◆ Stored data
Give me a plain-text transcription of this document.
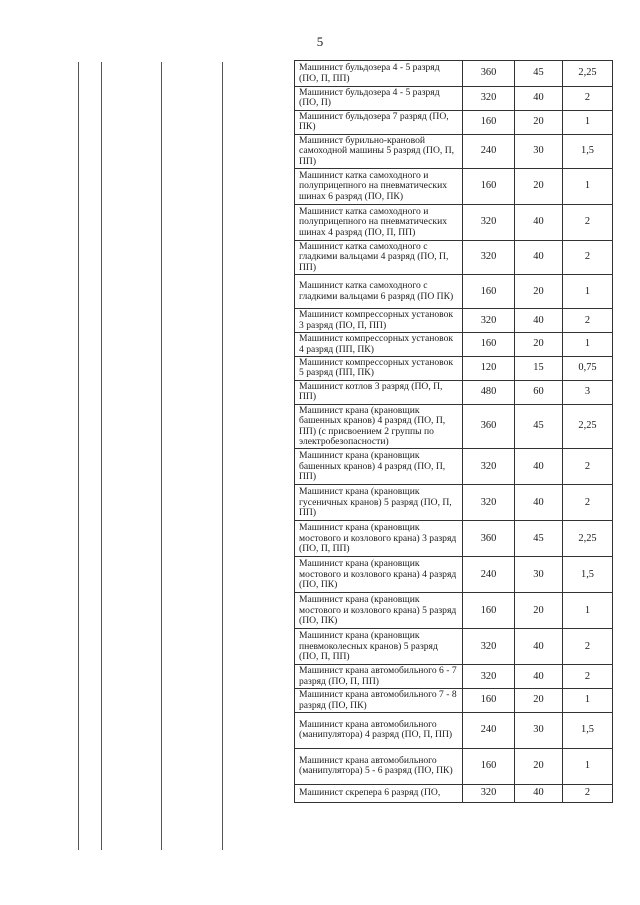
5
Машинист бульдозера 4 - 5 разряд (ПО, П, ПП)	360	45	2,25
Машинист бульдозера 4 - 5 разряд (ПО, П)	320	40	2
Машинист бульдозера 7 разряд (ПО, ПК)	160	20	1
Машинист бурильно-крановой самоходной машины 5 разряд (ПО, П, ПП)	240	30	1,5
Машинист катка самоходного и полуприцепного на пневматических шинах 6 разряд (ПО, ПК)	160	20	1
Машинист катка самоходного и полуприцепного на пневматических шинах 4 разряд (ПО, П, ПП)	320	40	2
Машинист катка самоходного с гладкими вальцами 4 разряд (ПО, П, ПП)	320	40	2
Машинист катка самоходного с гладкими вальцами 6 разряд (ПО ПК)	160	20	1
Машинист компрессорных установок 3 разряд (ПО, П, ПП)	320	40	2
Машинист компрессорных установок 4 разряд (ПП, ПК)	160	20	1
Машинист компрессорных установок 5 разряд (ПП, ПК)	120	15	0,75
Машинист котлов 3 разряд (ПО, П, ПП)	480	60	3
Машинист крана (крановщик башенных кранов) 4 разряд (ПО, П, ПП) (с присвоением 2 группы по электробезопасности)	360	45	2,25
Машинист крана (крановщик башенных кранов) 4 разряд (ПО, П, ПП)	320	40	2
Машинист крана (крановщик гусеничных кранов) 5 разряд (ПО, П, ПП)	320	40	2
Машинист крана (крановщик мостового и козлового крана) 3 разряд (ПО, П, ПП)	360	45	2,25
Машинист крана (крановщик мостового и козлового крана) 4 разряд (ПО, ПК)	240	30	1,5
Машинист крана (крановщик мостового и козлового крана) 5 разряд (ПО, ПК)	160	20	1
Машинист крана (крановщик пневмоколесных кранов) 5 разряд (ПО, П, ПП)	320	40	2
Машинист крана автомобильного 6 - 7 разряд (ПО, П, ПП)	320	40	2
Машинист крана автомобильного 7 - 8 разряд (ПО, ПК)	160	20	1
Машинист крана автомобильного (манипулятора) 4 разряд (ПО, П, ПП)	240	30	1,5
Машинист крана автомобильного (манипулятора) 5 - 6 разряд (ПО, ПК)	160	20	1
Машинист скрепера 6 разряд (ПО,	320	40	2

* * *

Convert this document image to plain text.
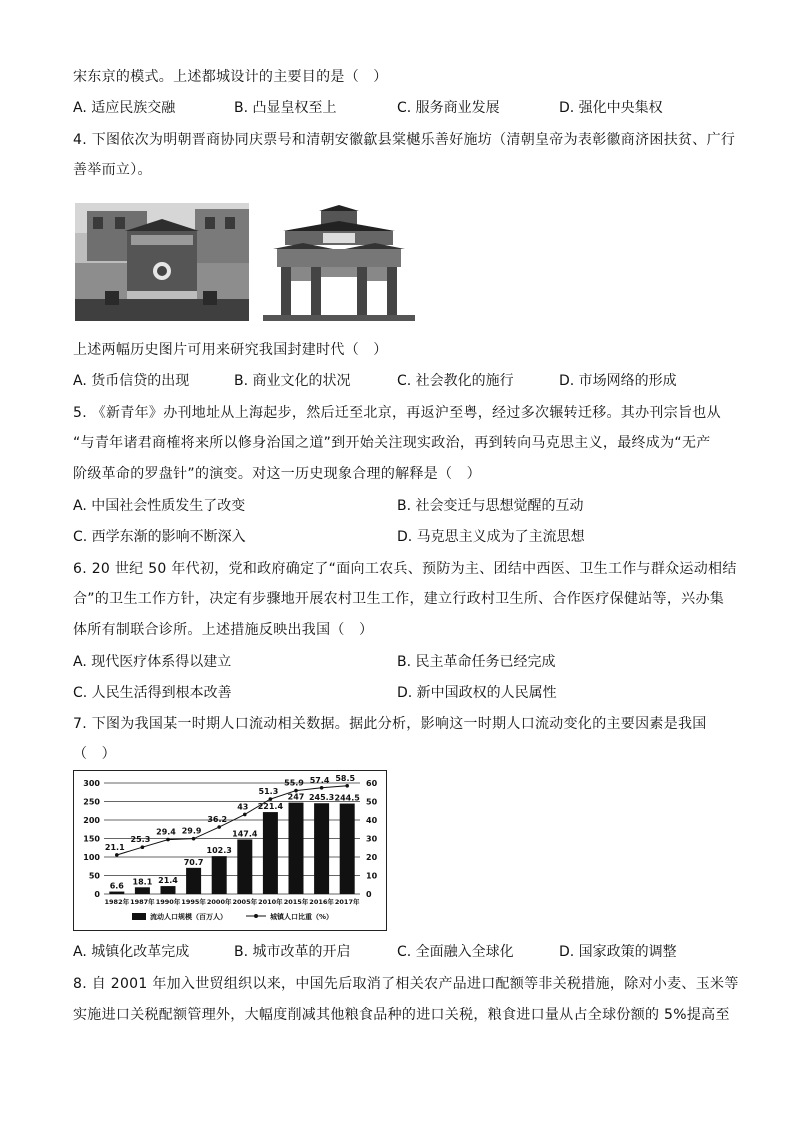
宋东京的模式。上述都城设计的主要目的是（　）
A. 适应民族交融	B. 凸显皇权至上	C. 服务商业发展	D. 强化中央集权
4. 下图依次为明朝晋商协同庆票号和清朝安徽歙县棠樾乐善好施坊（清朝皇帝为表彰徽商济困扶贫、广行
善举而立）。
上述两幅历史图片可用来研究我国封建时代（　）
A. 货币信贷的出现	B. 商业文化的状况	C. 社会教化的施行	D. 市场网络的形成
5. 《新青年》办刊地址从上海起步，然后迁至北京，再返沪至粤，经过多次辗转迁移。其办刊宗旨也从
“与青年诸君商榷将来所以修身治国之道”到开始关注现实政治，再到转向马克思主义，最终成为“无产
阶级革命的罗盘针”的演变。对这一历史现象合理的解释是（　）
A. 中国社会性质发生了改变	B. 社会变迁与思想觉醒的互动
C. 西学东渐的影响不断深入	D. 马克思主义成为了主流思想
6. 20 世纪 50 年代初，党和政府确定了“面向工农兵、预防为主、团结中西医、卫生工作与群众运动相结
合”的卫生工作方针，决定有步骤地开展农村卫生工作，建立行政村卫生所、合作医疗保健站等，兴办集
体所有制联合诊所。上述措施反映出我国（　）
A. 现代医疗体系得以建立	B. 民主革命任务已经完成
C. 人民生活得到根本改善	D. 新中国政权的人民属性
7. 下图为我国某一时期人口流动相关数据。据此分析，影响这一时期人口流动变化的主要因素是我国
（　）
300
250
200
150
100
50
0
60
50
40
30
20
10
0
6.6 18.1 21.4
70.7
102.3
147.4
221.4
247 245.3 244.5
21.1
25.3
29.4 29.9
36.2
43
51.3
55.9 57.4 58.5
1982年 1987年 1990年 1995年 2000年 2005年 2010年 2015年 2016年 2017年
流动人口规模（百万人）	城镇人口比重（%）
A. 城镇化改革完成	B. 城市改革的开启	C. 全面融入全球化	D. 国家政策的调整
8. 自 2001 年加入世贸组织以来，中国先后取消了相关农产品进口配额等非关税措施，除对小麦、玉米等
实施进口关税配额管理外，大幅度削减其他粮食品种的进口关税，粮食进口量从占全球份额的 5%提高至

◆ Work to be completed
Copy all lines from the material that include "козлового".

◆ Complete answer
Машинист крана (крановщик мостового и козлового крана) 3 разряд (ПО, П, ПП)	360	45	2,25
Машинист крана (крановщик мостового и козлового крана) 4 разряд (ПО, ПК)	240	30	1,5
Машинист крана (крановщик мостового и козлового крана) 5 разряд (ПО, ПК)	160	20	1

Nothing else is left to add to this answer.